══ Recorded information ══

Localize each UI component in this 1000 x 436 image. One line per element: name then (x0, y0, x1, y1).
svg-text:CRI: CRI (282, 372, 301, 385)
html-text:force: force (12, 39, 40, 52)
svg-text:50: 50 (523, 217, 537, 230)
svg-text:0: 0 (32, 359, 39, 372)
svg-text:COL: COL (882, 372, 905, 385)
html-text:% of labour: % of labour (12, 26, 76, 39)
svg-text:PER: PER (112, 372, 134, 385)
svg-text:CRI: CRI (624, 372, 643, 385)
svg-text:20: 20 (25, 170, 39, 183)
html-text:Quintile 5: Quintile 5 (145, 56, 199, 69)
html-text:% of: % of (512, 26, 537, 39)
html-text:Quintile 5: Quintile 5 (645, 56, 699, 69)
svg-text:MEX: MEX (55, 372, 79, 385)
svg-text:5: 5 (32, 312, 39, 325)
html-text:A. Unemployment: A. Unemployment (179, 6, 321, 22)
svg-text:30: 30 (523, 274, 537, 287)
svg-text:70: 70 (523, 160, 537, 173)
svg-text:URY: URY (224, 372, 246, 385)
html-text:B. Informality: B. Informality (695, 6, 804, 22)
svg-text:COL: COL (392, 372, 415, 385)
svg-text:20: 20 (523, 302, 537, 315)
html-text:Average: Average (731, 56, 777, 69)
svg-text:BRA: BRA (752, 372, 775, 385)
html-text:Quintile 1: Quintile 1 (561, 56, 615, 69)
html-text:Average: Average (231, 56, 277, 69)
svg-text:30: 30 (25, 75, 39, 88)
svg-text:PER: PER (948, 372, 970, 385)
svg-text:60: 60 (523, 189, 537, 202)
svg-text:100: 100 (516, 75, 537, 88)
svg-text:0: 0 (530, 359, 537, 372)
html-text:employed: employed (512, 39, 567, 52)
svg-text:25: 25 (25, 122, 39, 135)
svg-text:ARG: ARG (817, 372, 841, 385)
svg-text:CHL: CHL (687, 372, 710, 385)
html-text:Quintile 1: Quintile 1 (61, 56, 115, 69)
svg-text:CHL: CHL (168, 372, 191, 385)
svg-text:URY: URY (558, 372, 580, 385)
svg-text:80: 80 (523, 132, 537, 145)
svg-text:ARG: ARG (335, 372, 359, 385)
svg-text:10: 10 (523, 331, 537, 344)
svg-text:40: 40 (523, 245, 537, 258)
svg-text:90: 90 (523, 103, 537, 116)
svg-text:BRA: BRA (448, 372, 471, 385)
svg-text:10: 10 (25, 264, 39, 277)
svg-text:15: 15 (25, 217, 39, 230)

═══

* [What the exercise asks] Print out the rows above again, line for line, with no changes.

* [The completed task]
Localize each UI component in this 1000 x 436 image. One line per element: name then (x0, y0, x1, y1).
svg-text:CRI: CRI (282, 372, 301, 385)
html-text:force: force (12, 39, 40, 52)
svg-text:50: 50 (523, 217, 537, 230)
svg-text:0: 0 (32, 359, 39, 372)
svg-text:COL: COL (882, 372, 905, 385)
html-text:% of labour: % of labour (12, 26, 76, 39)
svg-text:PER: PER (112, 372, 134, 385)
svg-text:CRI: CRI (624, 372, 643, 385)
svg-text:20: 20 (25, 170, 39, 183)
html-text:Quintile 5: Quintile 5 (145, 56, 199, 69)
html-text:% of: % of (512, 26, 537, 39)
html-text:Quintile 5: Quintile 5 (645, 56, 699, 69)
svg-text:MEX: MEX (55, 372, 79, 385)
svg-text:5: 5 (32, 312, 39, 325)
html-text:A. Unemployment: A. Unemployment (179, 6, 321, 22)
svg-text:30: 30 (523, 274, 537, 287)
svg-text:70: 70 (523, 160, 537, 173)
svg-text:URY: URY (224, 372, 246, 385)
html-text:B. Informality: B. Informality (695, 6, 804, 22)
svg-text:COL: COL (392, 372, 415, 385)
svg-text:20: 20 (523, 302, 537, 315)
html-text:Average: Average (731, 56, 777, 69)
svg-text:BRA: BRA (752, 372, 775, 385)
html-text:Quintile 1: Quintile 1 (561, 56, 615, 69)
html-text:Average: Average (231, 56, 277, 69)
svg-text:30: 30 (25, 75, 39, 88)
svg-text:PER: PER (948, 372, 970, 385)
svg-text:60: 60 (523, 189, 537, 202)
svg-text:100: 100 (516, 75, 537, 88)
svg-text:0: 0 (530, 359, 537, 372)
html-text:employed: employed (512, 39, 567, 52)
svg-text:25: 25 (25, 122, 39, 135)
svg-text:ARG: ARG (817, 372, 841, 385)
svg-text:CHL: CHL (687, 372, 710, 385)
html-text:Quintile 1: Quintile 1 (61, 56, 115, 69)
svg-text:CHL: CHL (168, 372, 191, 385)
svg-text:URY: URY (558, 372, 580, 385)
svg-text:80: 80 (523, 132, 537, 145)
svg-text:ARG: ARG (335, 372, 359, 385)
svg-text:10: 10 (523, 331, 537, 344)
svg-text:40: 40 (523, 245, 537, 258)
svg-text:90: 90 (523, 103, 537, 116)
svg-text:BRA: BRA (448, 372, 471, 385)
svg-text:10: 10 (25, 264, 39, 277)
svg-text:15: 15 (25, 217, 39, 230)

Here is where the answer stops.